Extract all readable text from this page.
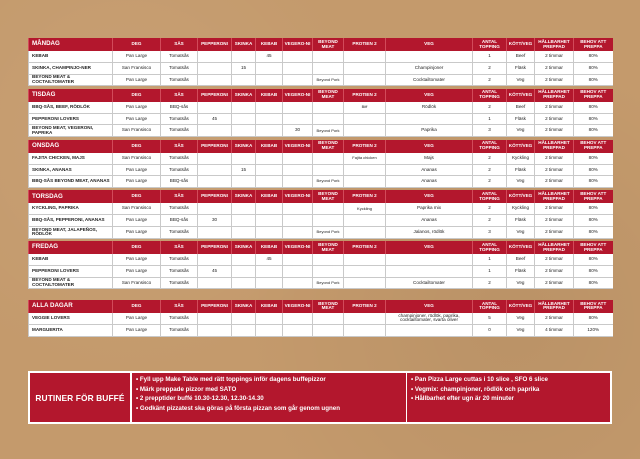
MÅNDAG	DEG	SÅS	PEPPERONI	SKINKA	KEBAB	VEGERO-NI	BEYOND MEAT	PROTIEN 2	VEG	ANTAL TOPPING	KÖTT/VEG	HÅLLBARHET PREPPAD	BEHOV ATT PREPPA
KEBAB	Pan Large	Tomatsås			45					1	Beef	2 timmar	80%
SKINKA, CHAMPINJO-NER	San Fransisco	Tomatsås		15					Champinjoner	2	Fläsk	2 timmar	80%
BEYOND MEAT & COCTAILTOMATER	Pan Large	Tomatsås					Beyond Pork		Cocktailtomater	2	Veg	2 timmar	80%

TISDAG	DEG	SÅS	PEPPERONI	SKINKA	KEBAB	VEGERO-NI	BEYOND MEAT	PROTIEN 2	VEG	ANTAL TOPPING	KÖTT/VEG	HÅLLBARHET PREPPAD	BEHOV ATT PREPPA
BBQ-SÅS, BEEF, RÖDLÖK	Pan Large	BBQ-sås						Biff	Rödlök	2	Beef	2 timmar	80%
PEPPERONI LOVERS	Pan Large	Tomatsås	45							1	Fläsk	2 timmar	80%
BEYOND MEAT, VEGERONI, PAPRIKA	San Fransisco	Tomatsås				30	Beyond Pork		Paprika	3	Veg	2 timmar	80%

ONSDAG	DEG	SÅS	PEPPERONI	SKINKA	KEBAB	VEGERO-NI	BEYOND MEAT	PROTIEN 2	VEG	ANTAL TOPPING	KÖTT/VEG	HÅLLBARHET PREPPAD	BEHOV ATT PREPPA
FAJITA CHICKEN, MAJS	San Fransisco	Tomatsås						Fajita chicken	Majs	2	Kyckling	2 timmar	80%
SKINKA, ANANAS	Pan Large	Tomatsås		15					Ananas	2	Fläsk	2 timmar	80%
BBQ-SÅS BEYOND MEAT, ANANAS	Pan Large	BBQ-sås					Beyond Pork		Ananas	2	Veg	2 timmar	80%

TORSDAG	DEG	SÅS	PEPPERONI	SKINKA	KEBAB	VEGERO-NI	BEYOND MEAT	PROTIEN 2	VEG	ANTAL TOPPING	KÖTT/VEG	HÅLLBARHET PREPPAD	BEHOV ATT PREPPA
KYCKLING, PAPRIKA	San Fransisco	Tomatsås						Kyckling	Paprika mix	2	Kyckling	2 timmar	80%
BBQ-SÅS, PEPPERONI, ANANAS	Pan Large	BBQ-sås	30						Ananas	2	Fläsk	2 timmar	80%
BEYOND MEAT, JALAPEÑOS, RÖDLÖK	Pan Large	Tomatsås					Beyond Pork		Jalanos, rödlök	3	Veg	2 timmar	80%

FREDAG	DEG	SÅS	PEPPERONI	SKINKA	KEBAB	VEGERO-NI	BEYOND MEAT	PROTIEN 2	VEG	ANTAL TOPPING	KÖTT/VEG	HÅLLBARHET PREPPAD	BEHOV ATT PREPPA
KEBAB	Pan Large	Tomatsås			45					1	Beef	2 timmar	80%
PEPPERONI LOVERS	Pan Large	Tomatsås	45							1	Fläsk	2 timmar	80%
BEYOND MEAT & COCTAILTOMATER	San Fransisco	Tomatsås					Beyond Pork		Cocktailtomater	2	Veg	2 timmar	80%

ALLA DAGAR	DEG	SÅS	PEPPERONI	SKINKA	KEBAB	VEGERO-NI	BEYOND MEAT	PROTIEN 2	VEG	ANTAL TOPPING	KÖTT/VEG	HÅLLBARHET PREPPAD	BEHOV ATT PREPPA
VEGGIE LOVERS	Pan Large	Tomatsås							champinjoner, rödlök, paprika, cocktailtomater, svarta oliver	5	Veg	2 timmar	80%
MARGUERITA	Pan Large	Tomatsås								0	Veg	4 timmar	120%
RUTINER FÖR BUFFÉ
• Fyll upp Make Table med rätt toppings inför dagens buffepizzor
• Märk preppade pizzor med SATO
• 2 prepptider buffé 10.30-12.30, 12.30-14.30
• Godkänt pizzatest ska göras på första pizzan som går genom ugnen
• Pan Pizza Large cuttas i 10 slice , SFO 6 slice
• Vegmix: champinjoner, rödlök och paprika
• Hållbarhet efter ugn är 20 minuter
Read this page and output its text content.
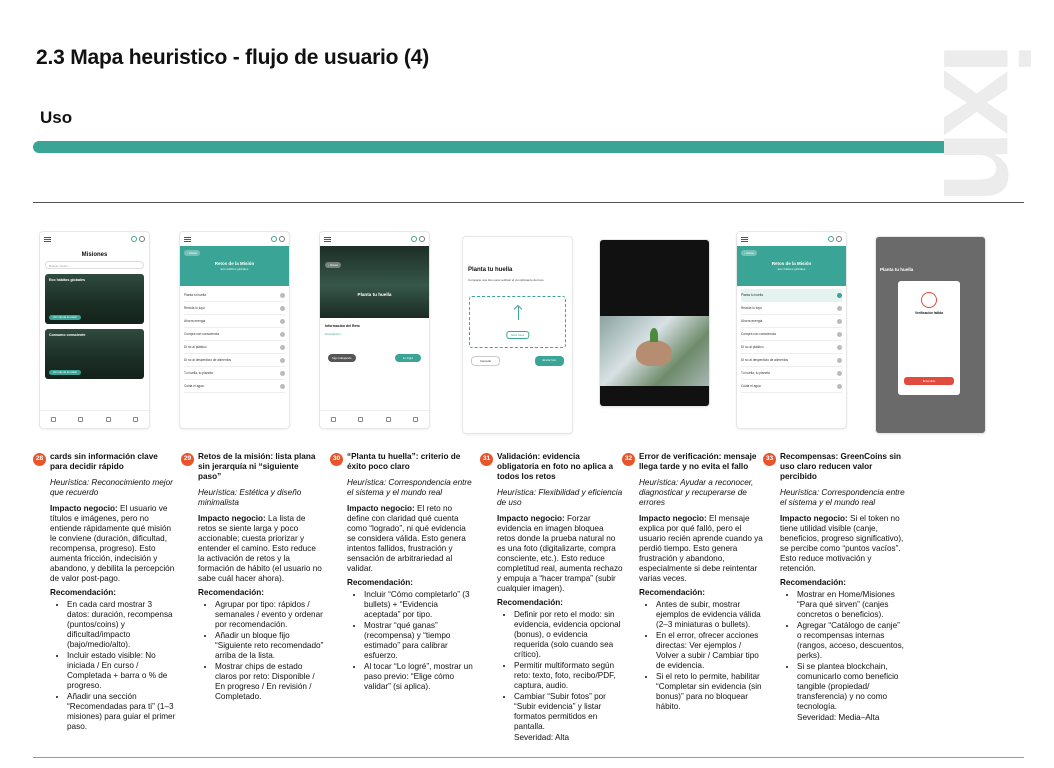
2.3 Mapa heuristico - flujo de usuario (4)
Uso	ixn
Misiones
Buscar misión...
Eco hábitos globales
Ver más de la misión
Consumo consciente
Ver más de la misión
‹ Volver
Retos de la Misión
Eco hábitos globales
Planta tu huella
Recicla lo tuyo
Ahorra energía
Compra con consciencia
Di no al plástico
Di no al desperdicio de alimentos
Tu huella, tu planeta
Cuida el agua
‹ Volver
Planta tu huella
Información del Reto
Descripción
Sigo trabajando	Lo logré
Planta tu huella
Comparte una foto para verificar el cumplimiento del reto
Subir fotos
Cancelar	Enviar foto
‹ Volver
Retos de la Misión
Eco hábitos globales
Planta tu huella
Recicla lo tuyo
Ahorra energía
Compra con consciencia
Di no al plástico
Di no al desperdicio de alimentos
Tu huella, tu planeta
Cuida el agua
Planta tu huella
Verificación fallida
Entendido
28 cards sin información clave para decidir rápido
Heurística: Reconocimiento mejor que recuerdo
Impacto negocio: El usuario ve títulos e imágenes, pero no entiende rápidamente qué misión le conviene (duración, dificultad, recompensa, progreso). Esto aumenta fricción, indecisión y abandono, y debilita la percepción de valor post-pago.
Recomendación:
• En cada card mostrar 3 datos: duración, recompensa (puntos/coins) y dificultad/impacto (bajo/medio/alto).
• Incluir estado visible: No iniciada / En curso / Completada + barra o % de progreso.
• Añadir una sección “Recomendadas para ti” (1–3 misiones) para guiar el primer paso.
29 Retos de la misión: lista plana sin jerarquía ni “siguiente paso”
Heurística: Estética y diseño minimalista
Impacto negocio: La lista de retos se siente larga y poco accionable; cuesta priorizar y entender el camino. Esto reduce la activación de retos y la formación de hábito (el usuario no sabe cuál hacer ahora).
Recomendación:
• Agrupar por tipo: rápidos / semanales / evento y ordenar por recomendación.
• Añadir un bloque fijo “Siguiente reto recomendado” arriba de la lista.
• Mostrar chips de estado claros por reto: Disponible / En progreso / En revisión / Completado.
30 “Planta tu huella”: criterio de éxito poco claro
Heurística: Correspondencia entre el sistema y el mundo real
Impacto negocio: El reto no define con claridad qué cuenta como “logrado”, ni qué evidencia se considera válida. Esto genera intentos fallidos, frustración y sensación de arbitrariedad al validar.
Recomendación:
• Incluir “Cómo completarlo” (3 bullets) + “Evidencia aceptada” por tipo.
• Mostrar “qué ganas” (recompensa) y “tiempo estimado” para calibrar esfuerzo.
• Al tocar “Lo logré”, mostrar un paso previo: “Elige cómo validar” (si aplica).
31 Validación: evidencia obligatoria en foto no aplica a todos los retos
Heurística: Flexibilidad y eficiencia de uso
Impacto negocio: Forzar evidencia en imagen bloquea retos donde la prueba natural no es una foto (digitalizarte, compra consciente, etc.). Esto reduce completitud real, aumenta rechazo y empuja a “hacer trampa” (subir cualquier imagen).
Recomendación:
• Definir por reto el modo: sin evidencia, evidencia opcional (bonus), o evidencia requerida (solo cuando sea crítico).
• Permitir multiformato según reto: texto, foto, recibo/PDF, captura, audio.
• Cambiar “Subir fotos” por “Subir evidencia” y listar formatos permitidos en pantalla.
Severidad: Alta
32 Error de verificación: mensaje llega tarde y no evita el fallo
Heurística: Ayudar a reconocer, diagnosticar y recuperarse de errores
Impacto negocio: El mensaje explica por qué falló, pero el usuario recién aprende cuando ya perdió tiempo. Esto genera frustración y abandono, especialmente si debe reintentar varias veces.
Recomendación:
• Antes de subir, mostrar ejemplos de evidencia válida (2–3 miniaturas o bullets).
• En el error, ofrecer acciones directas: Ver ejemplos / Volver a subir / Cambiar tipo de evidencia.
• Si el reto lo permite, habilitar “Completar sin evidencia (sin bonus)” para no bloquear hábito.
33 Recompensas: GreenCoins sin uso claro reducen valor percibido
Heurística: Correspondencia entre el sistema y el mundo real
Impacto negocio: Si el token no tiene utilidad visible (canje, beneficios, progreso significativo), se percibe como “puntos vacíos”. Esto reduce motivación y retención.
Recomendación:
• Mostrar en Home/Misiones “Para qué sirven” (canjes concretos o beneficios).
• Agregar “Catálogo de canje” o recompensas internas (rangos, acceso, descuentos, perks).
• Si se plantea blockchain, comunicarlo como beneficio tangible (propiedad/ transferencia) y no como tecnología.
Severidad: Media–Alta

----

- Task goal -
Each line containing the word "tipo" must be pulled from the listing and copied.

- Written answer -
• Agrupar por tipo: rápidos / semanales / evento y ordenar por recomendación.
• Incluir “Cómo completarlo” (3 bullets) + “Evidencia aceptada” por tipo.
• En el error, ofrecer acciones directas: Ver ejemplos / Volver a subir / Cambiar tipo de evidencia.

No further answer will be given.